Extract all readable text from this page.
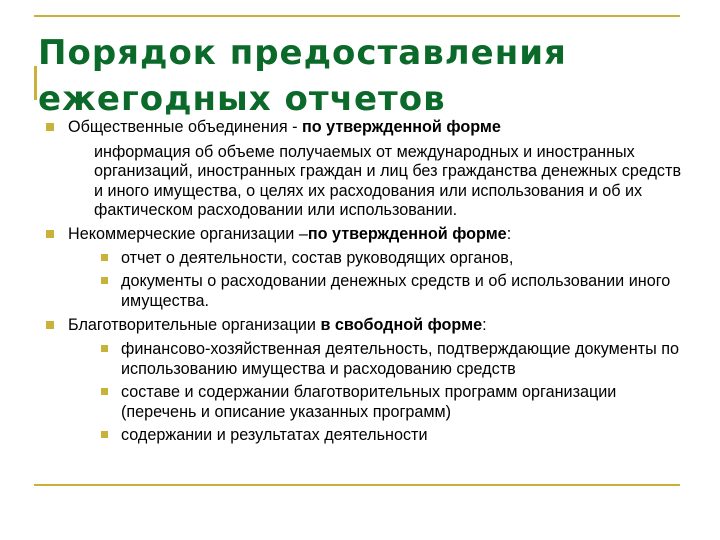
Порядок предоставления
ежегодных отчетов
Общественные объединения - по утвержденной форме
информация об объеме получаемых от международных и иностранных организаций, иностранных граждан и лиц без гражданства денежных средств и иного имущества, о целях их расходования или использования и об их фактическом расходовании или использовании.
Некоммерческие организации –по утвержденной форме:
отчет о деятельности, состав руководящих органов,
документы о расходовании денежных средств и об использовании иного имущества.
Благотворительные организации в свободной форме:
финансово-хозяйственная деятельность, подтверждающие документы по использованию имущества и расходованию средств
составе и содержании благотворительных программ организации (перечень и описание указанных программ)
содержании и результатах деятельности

★ ★ ★ ★

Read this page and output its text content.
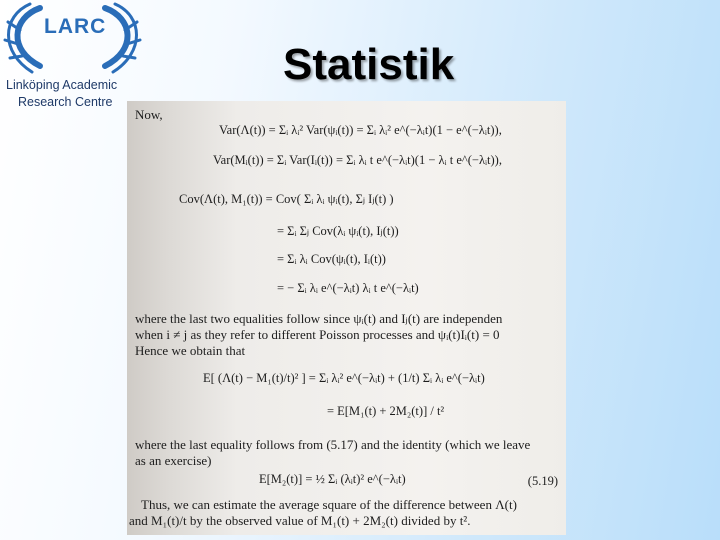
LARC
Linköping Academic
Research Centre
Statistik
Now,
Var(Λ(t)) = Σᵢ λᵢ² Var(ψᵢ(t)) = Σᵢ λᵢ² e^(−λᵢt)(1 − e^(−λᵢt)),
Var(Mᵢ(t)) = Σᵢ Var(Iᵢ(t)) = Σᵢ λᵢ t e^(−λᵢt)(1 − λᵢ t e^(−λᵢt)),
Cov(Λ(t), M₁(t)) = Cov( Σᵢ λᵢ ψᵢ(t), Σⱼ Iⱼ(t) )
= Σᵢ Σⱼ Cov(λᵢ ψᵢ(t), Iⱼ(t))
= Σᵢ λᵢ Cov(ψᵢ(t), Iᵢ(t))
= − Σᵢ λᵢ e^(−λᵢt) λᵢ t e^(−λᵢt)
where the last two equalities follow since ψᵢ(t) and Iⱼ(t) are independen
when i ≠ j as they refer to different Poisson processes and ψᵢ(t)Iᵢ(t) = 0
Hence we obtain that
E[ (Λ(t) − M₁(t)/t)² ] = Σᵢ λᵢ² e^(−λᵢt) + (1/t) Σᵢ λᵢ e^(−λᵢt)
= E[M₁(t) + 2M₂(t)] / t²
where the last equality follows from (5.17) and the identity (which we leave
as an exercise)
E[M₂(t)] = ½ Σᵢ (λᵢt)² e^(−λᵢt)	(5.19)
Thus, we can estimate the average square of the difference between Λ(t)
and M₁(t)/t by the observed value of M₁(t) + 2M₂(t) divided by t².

★ ★ ★ ★

▶ TASK DETAILS: Find the word "содержании" in the entries, and copy every line it shows up in.

▶ EXERCISE SOLUTION:
составе и содержании благотворительных программ организации (перечень и описание указанных программ)
содержании и результатах деятельности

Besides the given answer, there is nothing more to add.